▸ **Written instruction**
Write out each record again exactly as it stands.

▸ **Excerpted data**
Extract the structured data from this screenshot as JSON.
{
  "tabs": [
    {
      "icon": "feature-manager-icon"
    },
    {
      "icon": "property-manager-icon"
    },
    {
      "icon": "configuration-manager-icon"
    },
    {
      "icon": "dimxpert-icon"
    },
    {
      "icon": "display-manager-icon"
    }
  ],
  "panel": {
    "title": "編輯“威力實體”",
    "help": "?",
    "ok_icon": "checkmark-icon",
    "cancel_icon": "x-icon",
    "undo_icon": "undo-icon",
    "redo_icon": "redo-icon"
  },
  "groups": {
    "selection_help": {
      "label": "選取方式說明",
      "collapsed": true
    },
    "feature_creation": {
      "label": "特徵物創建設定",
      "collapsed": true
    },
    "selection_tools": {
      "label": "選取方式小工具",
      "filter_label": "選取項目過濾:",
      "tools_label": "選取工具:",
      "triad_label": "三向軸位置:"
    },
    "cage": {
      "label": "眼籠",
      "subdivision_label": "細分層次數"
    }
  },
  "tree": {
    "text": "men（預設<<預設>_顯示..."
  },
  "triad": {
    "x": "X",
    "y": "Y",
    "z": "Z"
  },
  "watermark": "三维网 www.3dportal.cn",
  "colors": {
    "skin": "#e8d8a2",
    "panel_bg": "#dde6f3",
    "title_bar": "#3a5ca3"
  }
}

▸ **Answer to the task**
Extract the structured data from this screenshot as JSON.
{
  "tabs": [
    {
      "icon": "feature-manager-icon"
    },
    {
      "icon": "property-manager-icon"
    },
    {
      "icon": "configuration-manager-icon"
    },
    {
      "icon": "dimxpert-icon"
    },
    {
      "icon": "display-manager-icon"
    }
  ],
  "panel": {
    "title": "編輯“威力實體”",
    "help": "?",
    "ok_icon": "checkmark-icon",
    "cancel_icon": "x-icon",
    "undo_icon": "undo-icon",
    "redo_icon": "redo-icon"
  },
  "groups": {
    "selection_help": {
      "label": "選取方式說明",
      "collapsed": true
    },
    "feature_creation": {
      "label": "特徵物創建設定",
      "collapsed": true
    },
    "selection_tools": {
      "label": "選取方式小工具",
      "filter_label": "選取項目過濾:",
      "tools_label": "選取工具:",
      "triad_label": "三向軸位置:"
    },
    "cage": {
      "label": "眼籠",
      "subdivision_label": "細分層次數"
    }
  },
  "tree": {
    "text": "men（預設<<預設>_顯示..."
  },
  "triad": {
    "x": "X",
    "y": "Y",
    "z": "Z"
  },
  "watermark": "三维网 www.3dportal.cn",
  "colors": {
    "skin": "#e8d8a2",
    "panel_bg": "#dde6f3",
    "title_bar": "#3a5ca3"
  }
}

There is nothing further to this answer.